STATED EXERCISE: Copy the records below exactly, omitting any pictures they contain.

Records:
━━━━━━
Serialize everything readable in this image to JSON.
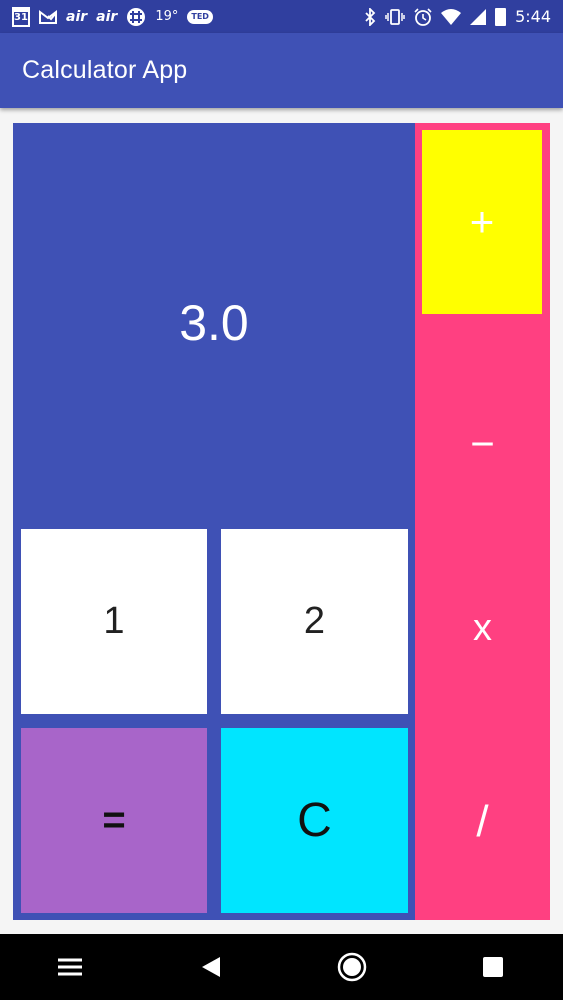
{
  "status_bar": {
    "calendar_day": "31",
    "icons": [
      "calendar-icon",
      "mail-check-icon",
      "air-icon",
      "air-icon",
      "slack-icon",
      "ted-icon",
      "bluetooth-icon",
      "vibrate-icon",
      "alarm-icon",
      "wifi-icon",
      "signal-icon",
      "battery-icon"
    ],
    "air_1": "air",
    "air_2": "air",
    "temperature": "19°",
    "ted": "TED",
    "time": "5:44"
  },
  "app_bar": {
    "title": "Calculator App"
  },
  "calculator": {
    "display_value": "3.0",
    "keys": {
      "one": "1",
      "two": "2",
      "equals": "=",
      "clear": "C"
    },
    "operators": {
      "plus": "+",
      "minus": "−",
      "multiply": "x",
      "divide": "/"
    }
  },
  "colors": {
    "primary": "#3f51b5",
    "primary_dark": "#303f9f",
    "accent": "#ff4081",
    "plus_key": "#ffff00",
    "equals_key": "#a865c9",
    "clear_key": "#00e5ff",
    "number_key": "#ffffff"
  },
  "nav_bar": {
    "icons": [
      "menu-icon",
      "back-icon",
      "home-icon",
      "recents-icon"
    ]
  }
}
━━━━━━
OUTPUT FOR THIS EXERCISE:
Serialize everything readable in this image to JSON.
{
  "status_bar": {
    "calendar_day": "31",
    "icons": [
      "calendar-icon",
      "mail-check-icon",
      "air-icon",
      "air-icon",
      "slack-icon",
      "ted-icon",
      "bluetooth-icon",
      "vibrate-icon",
      "alarm-icon",
      "wifi-icon",
      "signal-icon",
      "battery-icon"
    ],
    "air_1": "air",
    "air_2": "air",
    "temperature": "19°",
    "ted": "TED",
    "time": "5:44"
  },
  "app_bar": {
    "title": "Calculator App"
  },
  "calculator": {
    "display_value": "3.0",
    "keys": {
      "one": "1",
      "two": "2",
      "equals": "=",
      "clear": "C"
    },
    "operators": {
      "plus": "+",
      "minus": "−",
      "multiply": "x",
      "divide": "/"
    }
  },
  "colors": {
    "primary": "#3f51b5",
    "primary_dark": "#303f9f",
    "accent": "#ff4081",
    "plus_key": "#ffff00",
    "equals_key": "#a865c9",
    "clear_key": "#00e5ff",
    "number_key": "#ffffff"
  },
  "nav_bar": {
    "icons": [
      "menu-icon",
      "back-icon",
      "home-icon",
      "recents-icon"
    ]
  }
}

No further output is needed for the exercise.